[start of ROWS]

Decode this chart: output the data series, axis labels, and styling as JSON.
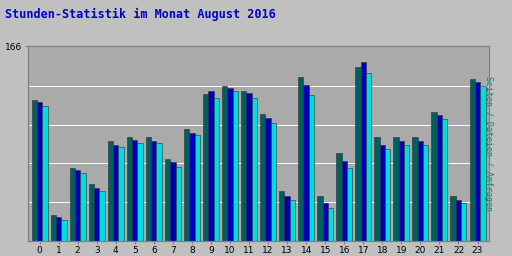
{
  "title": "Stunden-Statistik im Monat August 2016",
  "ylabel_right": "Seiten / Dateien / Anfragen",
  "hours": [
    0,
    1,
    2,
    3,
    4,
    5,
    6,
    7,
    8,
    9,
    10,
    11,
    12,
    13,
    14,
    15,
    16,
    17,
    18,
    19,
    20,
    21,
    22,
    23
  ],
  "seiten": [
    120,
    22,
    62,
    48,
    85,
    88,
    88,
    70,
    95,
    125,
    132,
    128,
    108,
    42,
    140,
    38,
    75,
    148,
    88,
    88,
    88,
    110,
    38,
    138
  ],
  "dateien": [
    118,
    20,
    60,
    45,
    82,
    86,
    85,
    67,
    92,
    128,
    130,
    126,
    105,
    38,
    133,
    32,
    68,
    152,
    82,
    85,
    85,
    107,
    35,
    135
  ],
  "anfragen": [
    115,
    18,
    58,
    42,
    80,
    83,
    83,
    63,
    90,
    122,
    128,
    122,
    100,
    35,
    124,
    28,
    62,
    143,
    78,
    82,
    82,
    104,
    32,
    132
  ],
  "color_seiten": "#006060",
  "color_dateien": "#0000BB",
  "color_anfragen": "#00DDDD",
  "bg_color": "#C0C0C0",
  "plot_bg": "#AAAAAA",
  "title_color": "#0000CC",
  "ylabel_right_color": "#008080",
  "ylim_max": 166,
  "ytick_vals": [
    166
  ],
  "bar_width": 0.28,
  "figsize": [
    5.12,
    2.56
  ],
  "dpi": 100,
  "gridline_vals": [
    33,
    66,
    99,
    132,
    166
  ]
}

[end of ROWS]

● **WORK TO COMPLETE**: Strip out the images, then output the records above word for word.

● **FINAL ANSWER**:
Decode this chart: output the data series, axis labels, and styling as JSON.
{
  "title": "Stunden-Statistik im Monat August 2016",
  "ylabel_right": "Seiten / Dateien / Anfragen",
  "hours": [
    0,
    1,
    2,
    3,
    4,
    5,
    6,
    7,
    8,
    9,
    10,
    11,
    12,
    13,
    14,
    15,
    16,
    17,
    18,
    19,
    20,
    21,
    22,
    23
  ],
  "seiten": [
    120,
    22,
    62,
    48,
    85,
    88,
    88,
    70,
    95,
    125,
    132,
    128,
    108,
    42,
    140,
    38,
    75,
    148,
    88,
    88,
    88,
    110,
    38,
    138
  ],
  "dateien": [
    118,
    20,
    60,
    45,
    82,
    86,
    85,
    67,
    92,
    128,
    130,
    126,
    105,
    38,
    133,
    32,
    68,
    152,
    82,
    85,
    85,
    107,
    35,
    135
  ],
  "anfragen": [
    115,
    18,
    58,
    42,
    80,
    83,
    83,
    63,
    90,
    122,
    128,
    122,
    100,
    35,
    124,
    28,
    62,
    143,
    78,
    82,
    82,
    104,
    32,
    132
  ],
  "color_seiten": "#006060",
  "color_dateien": "#0000BB",
  "color_anfragen": "#00DDDD",
  "bg_color": "#C0C0C0",
  "plot_bg": "#AAAAAA",
  "title_color": "#0000CC",
  "ylabel_right_color": "#008080",
  "ylim_max": 166,
  "ytick_vals": [
    166
  ],
  "bar_width": 0.28,
  "figsize": [
    5.12,
    2.56
  ],
  "dpi": 100,
  "gridline_vals": [
    33,
    66,
    99,
    132,
    166
  ]
}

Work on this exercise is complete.